- **Directions for this task**
Pictures in the records should not be copied, but every other part must be repeated exactly.

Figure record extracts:
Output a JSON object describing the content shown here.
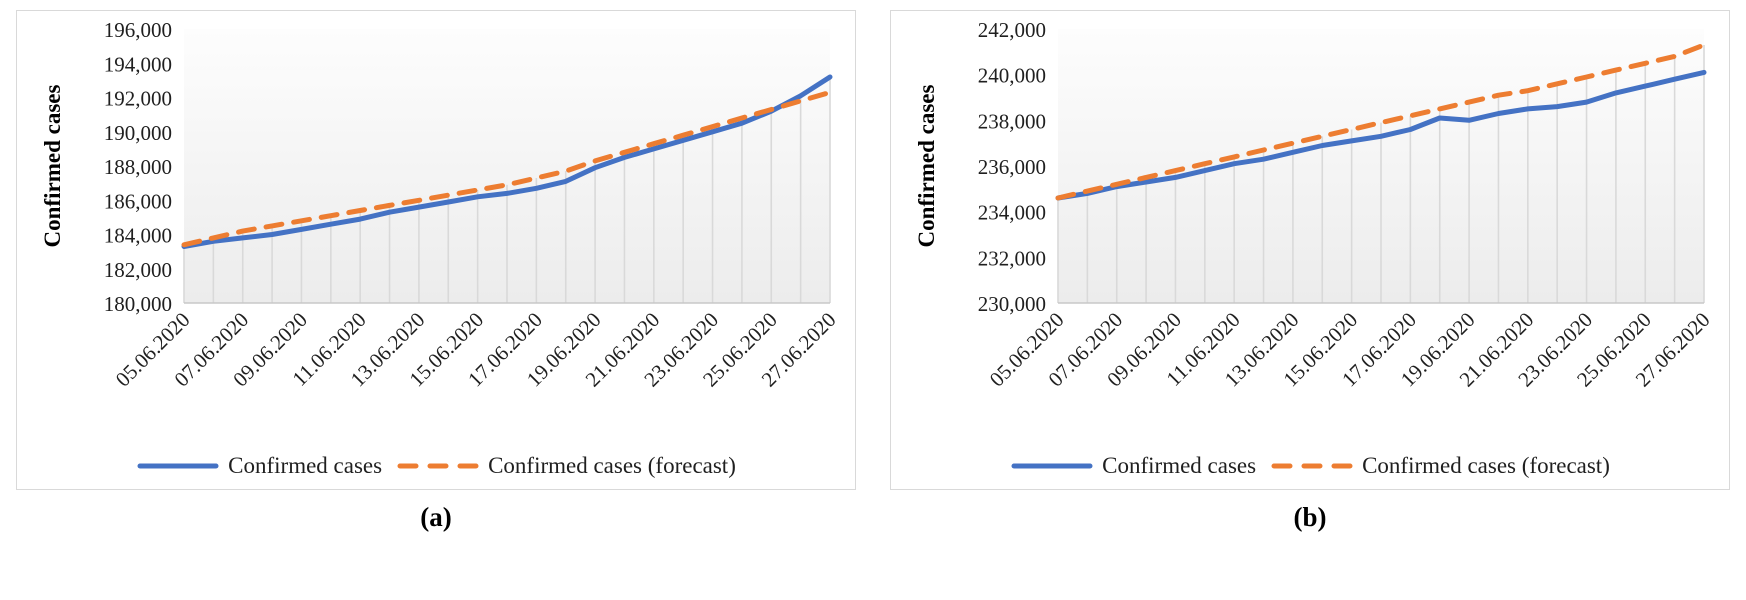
{
  "figure": {
    "captions": [
      "(a)",
      "(b)"
    ]
  },
  "legend": {
    "actual_label": "Confirmed cases",
    "forecast_label": "Confirmed cases (forecast)"
  },
  "colors": {
    "actual": "#4472C4",
    "forecast": "#ED7D31",
    "gridline": "#d9d9d9",
    "axis": "#c8c8c8"
  },
  "chart_data": [
    {
      "type": "line",
      "title": "",
      "xlabel": "",
      "ylabel": "Confirmed cases",
      "ylim": [
        180000,
        196000
      ],
      "ytick_step": 2000,
      "xtick_every": 2,
      "grid": "vertical-drop-lines",
      "legend_position": "bottom",
      "x": [
        "05.06.2020",
        "06.06.2020",
        "07.06.2020",
        "08.06.2020",
        "09.06.2020",
        "10.06.2020",
        "11.06.2020",
        "12.06.2020",
        "13.06.2020",
        "14.06.2020",
        "15.06.2020",
        "16.06.2020",
        "17.06.2020",
        "18.06.2020",
        "19.06.2020",
        "20.06.2020",
        "21.06.2020",
        "22.06.2020",
        "23.06.2020",
        "24.06.2020",
        "25.06.2020",
        "26.06.2020",
        "27.06.2020"
      ],
      "series": [
        {
          "name": "Confirmed cases",
          "style": "solid",
          "color": "#4472C4",
          "values": [
            183300,
            183600,
            183800,
            184000,
            184300,
            184600,
            184900,
            185300,
            185600,
            185900,
            186200,
            186400,
            186700,
            187100,
            187900,
            188500,
            189000,
            189500,
            190000,
            190500,
            191200,
            192100,
            193200
          ]
        },
        {
          "name": "Confirmed cases (forecast)",
          "style": "dashed",
          "color": "#ED7D31",
          "values": [
            183400,
            183800,
            184200,
            184500,
            184800,
            185100,
            185400,
            185700,
            186000,
            186300,
            186600,
            186900,
            187300,
            187700,
            188300,
            188800,
            189300,
            189800,
            190300,
            190800,
            191300,
            191800,
            192300
          ]
        }
      ]
    },
    {
      "type": "line",
      "title": "",
      "xlabel": "",
      "ylabel": "Confirmed cases",
      "ylim": [
        230000,
        242000
      ],
      "ytick_step": 2000,
      "xtick_every": 2,
      "grid": "vertical-drop-lines",
      "legend_position": "bottom",
      "x": [
        "05.06.2020",
        "06.06.2020",
        "07.06.2020",
        "08.06.2020",
        "09.06.2020",
        "10.06.2020",
        "11.06.2020",
        "12.06.2020",
        "13.06.2020",
        "14.06.2020",
        "15.06.2020",
        "16.06.2020",
        "17.06.2020",
        "18.06.2020",
        "19.06.2020",
        "20.06.2020",
        "21.06.2020",
        "22.06.2020",
        "23.06.2020",
        "24.06.2020",
        "25.06.2020",
        "26.06.2020",
        "27.06.2020"
      ],
      "series": [
        {
          "name": "Confirmed cases",
          "style": "solid",
          "color": "#4472C4",
          "values": [
            234600,
            234800,
            235100,
            235300,
            235500,
            235800,
            236100,
            236300,
            236600,
            236900,
            237100,
            237300,
            237600,
            238100,
            238000,
            238300,
            238500,
            238600,
            238800,
            239200,
            239500,
            239800,
            240100
          ]
        },
        {
          "name": "Confirmed cases (forecast)",
          "style": "dashed",
          "color": "#ED7D31",
          "values": [
            234600,
            234900,
            235200,
            235500,
            235800,
            236100,
            236400,
            236700,
            237000,
            237300,
            237600,
            237900,
            238200,
            238500,
            238800,
            239100,
            239300,
            239600,
            239900,
            240200,
            240500,
            240800,
            241300
          ]
        }
      ]
    }
  ]
}
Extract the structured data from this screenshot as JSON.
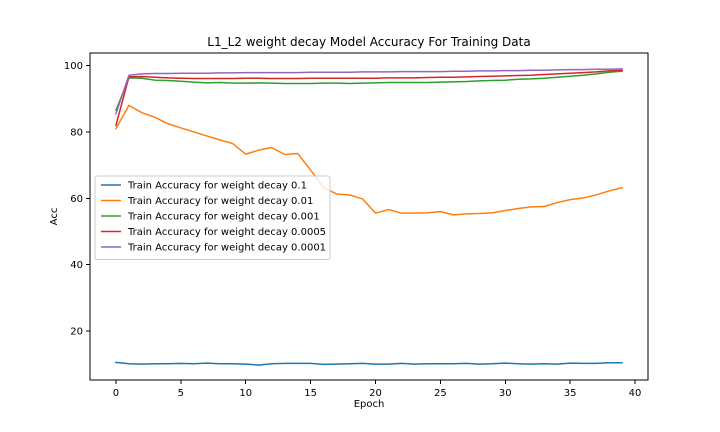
{
  "chart_data": {
    "type": "line",
    "title": "L1_L2 weight decay Model Accuracy For Training Data",
    "xlabel": "Epoch",
    "ylabel": "Acc",
    "xlim": [
      -2,
      41
    ],
    "ylim": [
      5.2,
      103.8
    ],
    "xticks": [
      0,
      5,
      10,
      15,
      20,
      25,
      30,
      35,
      40
    ],
    "yticks": [
      20,
      40,
      60,
      80,
      100
    ],
    "grid": false,
    "legend_position": "center-left",
    "x": [
      0,
      1,
      2,
      3,
      4,
      5,
      6,
      7,
      8,
      9,
      10,
      11,
      12,
      13,
      14,
      15,
      16,
      17,
      18,
      19,
      20,
      21,
      22,
      23,
      24,
      25,
      26,
      27,
      28,
      29,
      30,
      31,
      32,
      33,
      34,
      35,
      36,
      37,
      38,
      39
    ],
    "series": [
      {
        "name": "Train Accuracy for weight decay 0.1",
        "color": "#1f77b4",
        "values": [
          10.5,
          10.1,
          10.0,
          10.1,
          10.1,
          10.2,
          10.1,
          10.3,
          10.1,
          10.1,
          10.0,
          9.7,
          10.1,
          10.2,
          10.2,
          10.2,
          9.9,
          10.0,
          10.1,
          10.2,
          10.0,
          10.0,
          10.2,
          10.0,
          10.1,
          10.1,
          10.1,
          10.2,
          10.0,
          10.1,
          10.3,
          10.1,
          10.0,
          10.1,
          10.0,
          10.3,
          10.2,
          10.2,
          10.4,
          10.4
        ]
      },
      {
        "name": "Train Accuracy for weight decay 0.01",
        "color": "#ff7f0e",
        "values": [
          81.0,
          88.0,
          85.8,
          84.4,
          82.5,
          81.2,
          80.0,
          78.8,
          77.6,
          76.5,
          73.3,
          74.5,
          75.3,
          73.2,
          73.5,
          68.5,
          63.2,
          61.3,
          61.0,
          59.8,
          55.5,
          56.6,
          55.5,
          55.5,
          55.6,
          56.0,
          55.0,
          55.3,
          55.4,
          55.6,
          56.3,
          56.9,
          57.4,
          57.5,
          58.7,
          59.6,
          60.1,
          61.0,
          62.2,
          63.2
        ]
      },
      {
        "name": "Train Accuracy for weight decay 0.001",
        "color": "#2ca02c",
        "values": [
          86.5,
          96.3,
          96.2,
          95.6,
          95.5,
          95.3,
          95.0,
          94.8,
          94.9,
          94.7,
          94.7,
          94.8,
          94.7,
          94.6,
          94.6,
          94.6,
          94.7,
          94.7,
          94.6,
          94.7,
          94.8,
          94.9,
          94.9,
          94.9,
          94.9,
          95.0,
          95.1,
          95.2,
          95.4,
          95.5,
          95.6,
          95.9,
          96.0,
          96.2,
          96.5,
          96.8,
          97.1,
          97.5,
          98.0,
          98.3
        ]
      },
      {
        "name": "Train Accuracy for weight decay 0.0005",
        "color": "#d62728",
        "values": [
          82.0,
          96.6,
          96.7,
          96.5,
          96.3,
          96.2,
          96.1,
          96.1,
          96.1,
          96.1,
          96.2,
          96.2,
          96.1,
          96.1,
          96.1,
          96.2,
          96.2,
          96.2,
          96.2,
          96.2,
          96.2,
          96.3,
          96.3,
          96.3,
          96.4,
          96.5,
          96.5,
          96.6,
          96.7,
          96.8,
          96.9,
          97.0,
          97.1,
          97.3,
          97.5,
          97.7,
          97.9,
          98.1,
          98.4,
          98.6
        ]
      },
      {
        "name": "Train Accuracy for weight decay 0.0001",
        "color": "#9467bd",
        "values": [
          85.5,
          97.1,
          97.5,
          97.6,
          97.6,
          97.7,
          97.7,
          97.7,
          97.8,
          97.8,
          97.9,
          97.9,
          97.9,
          97.9,
          97.9,
          98.0,
          98.0,
          98.0,
          98.0,
          98.1,
          98.1,
          98.1,
          98.2,
          98.2,
          98.2,
          98.2,
          98.3,
          98.3,
          98.4,
          98.4,
          98.5,
          98.5,
          98.6,
          98.6,
          98.7,
          98.8,
          98.8,
          98.9,
          98.9,
          99.0
        ]
      }
    ]
  }
}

- **Output below**
Output a JSON object describing the content shown here.
{
  "figure": {
    "captions": [
      "(a)",
      "(b)"
    ]
  },
  "legend": {
    "actual_label": "Confirmed cases",
    "forecast_label": "Confirmed cases (forecast)"
  },
  "colors": {
    "actual": "#4472C4",
    "forecast": "#ED7D31",
    "gridline": "#d9d9d9",
    "axis": "#c8c8c8"
  },
  "chart_data": [
    {
      "type": "line",
      "title": "",
      "xlabel": "",
      "ylabel": "Confirmed cases",
      "ylim": [
        180000,
        196000
      ],
      "ytick_step": 2000,
      "xtick_every": 2,
      "grid": "vertical-drop-lines",
      "legend_position": "bottom",
      "x": [
        "05.06.2020",
        "06.06.2020",
        "07.06.2020",
        "08.06.2020",
        "09.06.2020",
        "10.06.2020",
        "11.06.2020",
        "12.06.2020",
        "13.06.2020",
        "14.06.2020",
        "15.06.2020",
        "16.06.2020",
        "17.06.2020",
        "18.06.2020",
        "19.06.2020",
        "20.06.2020",
        "21.06.2020",
        "22.06.2020",
        "23.06.2020",
        "24.06.2020",
        "25.06.2020",
        "26.06.2020",
        "27.06.2020"
      ],
      "series": [
        {
          "name": "Confirmed cases",
          "style": "solid",
          "color": "#4472C4",
          "values": [
            183300,
            183600,
            183800,
            184000,
            184300,
            184600,
            184900,
            185300,
            185600,
            185900,
            186200,
            186400,
            186700,
            187100,
            187900,
            188500,
            189000,
            189500,
            190000,
            190500,
            191200,
            192100,
            193200
          ]
        },
        {
          "name": "Confirmed cases (forecast)",
          "style": "dashed",
          "color": "#ED7D31",
          "values": [
            183400,
            183800,
            184200,
            184500,
            184800,
            185100,
            185400,
            185700,
            186000,
            186300,
            186600,
            186900,
            187300,
            187700,
            188300,
            188800,
            189300,
            189800,
            190300,
            190800,
            191300,
            191800,
            192300
          ]
        }
      ]
    },
    {
      "type": "line",
      "title": "",
      "xlabel": "",
      "ylabel": "Confirmed cases",
      "ylim": [
        230000,
        242000
      ],
      "ytick_step": 2000,
      "xtick_every": 2,
      "grid": "vertical-drop-lines",
      "legend_position": "bottom",
      "x": [
        "05.06.2020",
        "06.06.2020",
        "07.06.2020",
        "08.06.2020",
        "09.06.2020",
        "10.06.2020",
        "11.06.2020",
        "12.06.2020",
        "13.06.2020",
        "14.06.2020",
        "15.06.2020",
        "16.06.2020",
        "17.06.2020",
        "18.06.2020",
        "19.06.2020",
        "20.06.2020",
        "21.06.2020",
        "22.06.2020",
        "23.06.2020",
        "24.06.2020",
        "25.06.2020",
        "26.06.2020",
        "27.06.2020"
      ],
      "series": [
        {
          "name": "Confirmed cases",
          "style": "solid",
          "color": "#4472C4",
          "values": [
            234600,
            234800,
            235100,
            235300,
            235500,
            235800,
            236100,
            236300,
            236600,
            236900,
            237100,
            237300,
            237600,
            238100,
            238000,
            238300,
            238500,
            238600,
            238800,
            239200,
            239500,
            239800,
            240100
          ]
        },
        {
          "name": "Confirmed cases (forecast)",
          "style": "dashed",
          "color": "#ED7D31",
          "values": [
            234600,
            234900,
            235200,
            235500,
            235800,
            236100,
            236400,
            236700,
            237000,
            237300,
            237600,
            237900,
            238200,
            238500,
            238800,
            239100,
            239300,
            239600,
            239900,
            240200,
            240500,
            240800,
            241300
          ]
        }
      ]
    }
  ]
}
Extract the structured data from this screenshot as JSON.
{
  "chart_data": {
    "type": "line",
    "title": "L1_L2 weight decay Model Accuracy For Training Data",
    "xlabel": "Epoch",
    "ylabel": "Acc",
    "xlim": [
      -2,
      41
    ],
    "ylim": [
      5.2,
      103.8
    ],
    "xticks": [
      0,
      5,
      10,
      15,
      20,
      25,
      30,
      35,
      40
    ],
    "yticks": [
      20,
      40,
      60,
      80,
      100
    ],
    "grid": false,
    "legend_position": "center-left",
    "x": [
      0,
      1,
      2,
      3,
      4,
      5,
      6,
      7,
      8,
      9,
      10,
      11,
      12,
      13,
      14,
      15,
      16,
      17,
      18,
      19,
      20,
      21,
      22,
      23,
      24,
      25,
      26,
      27,
      28,
      29,
      30,
      31,
      32,
      33,
      34,
      35,
      36,
      37,
      38,
      39
    ],
    "series": [
      {
        "name": "Train Accuracy for weight decay 0.1",
        "color": "#1f77b4",
        "values": [
          10.5,
          10.1,
          10.0,
          10.1,
          10.1,
          10.2,
          10.1,
          10.3,
          10.1,
          10.1,
          10.0,
          9.7,
          10.1,
          10.2,
          10.2,
          10.2,
          9.9,
          10.0,
          10.1,
          10.2,
          10.0,
          10.0,
          10.2,
          10.0,
          10.1,
          10.1,
          10.1,
          10.2,
          10.0,
          10.1,
          10.3,
          10.1,
          10.0,
          10.1,
          10.0,
          10.3,
          10.2,
          10.2,
          10.4,
          10.4
        ]
      },
      {
        "name": "Train Accuracy for weight decay 0.01",
        "color": "#ff7f0e",
        "values": [
          81.0,
          88.0,
          85.8,
          84.4,
          82.5,
          81.2,
          80.0,
          78.8,
          77.6,
          76.5,
          73.3,
          74.5,
          75.3,
          73.2,
          73.5,
          68.5,
          63.2,
          61.3,
          61.0,
          59.8,
          55.5,
          56.6,
          55.5,
          55.5,
          55.6,
          56.0,
          55.0,
          55.3,
          55.4,
          55.6,
          56.3,
          56.9,
          57.4,
          57.5,
          58.7,
          59.6,
          60.1,
          61.0,
          62.2,
          63.2
        ]
      },
      {
        "name": "Train Accuracy for weight decay 0.001",
        "color": "#2ca02c",
        "values": [
          86.5,
          96.3,
          96.2,
          95.6,
          95.5,
          95.3,
          95.0,
          94.8,
          94.9,
          94.7,
          94.7,
          94.8,
          94.7,
          94.6,
          94.6,
          94.6,
          94.7,
          94.7,
          94.6,
          94.7,
          94.8,
          94.9,
          94.9,
          94.9,
          94.9,
          95.0,
          95.1,
          95.2,
          95.4,
          95.5,
          95.6,
          95.9,
          96.0,
          96.2,
          96.5,
          96.8,
          97.1,
          97.5,
          98.0,
          98.3
        ]
      },
      {
        "name": "Train Accuracy for weight decay 0.0005",
        "color": "#d62728",
        "values": [
          82.0,
          96.6,
          96.7,
          96.5,
          96.3,
          96.2,
          96.1,
          96.1,
          96.1,
          96.1,
          96.2,
          96.2,
          96.1,
          96.1,
          96.1,
          96.2,
          96.2,
          96.2,
          96.2,
          96.2,
          96.2,
          96.3,
          96.3,
          96.3,
          96.4,
          96.5,
          96.5,
          96.6,
          96.7,
          96.8,
          96.9,
          97.0,
          97.1,
          97.3,
          97.5,
          97.7,
          97.9,
          98.1,
          98.4,
          98.6
        ]
      },
      {
        "name": "Train Accuracy for weight decay 0.0001",
        "color": "#9467bd",
        "values": [
          85.5,
          97.1,
          97.5,
          97.6,
          97.6,
          97.7,
          97.7,
          97.7,
          97.8,
          97.8,
          97.9,
          97.9,
          97.9,
          97.9,
          97.9,
          98.0,
          98.0,
          98.0,
          98.0,
          98.1,
          98.1,
          98.1,
          98.2,
          98.2,
          98.2,
          98.2,
          98.3,
          98.3,
          98.4,
          98.4,
          98.5,
          98.5,
          98.6,
          98.6,
          98.7,
          98.8,
          98.8,
          98.9,
          98.9,
          99.0
        ]
      }
    ]
  }
}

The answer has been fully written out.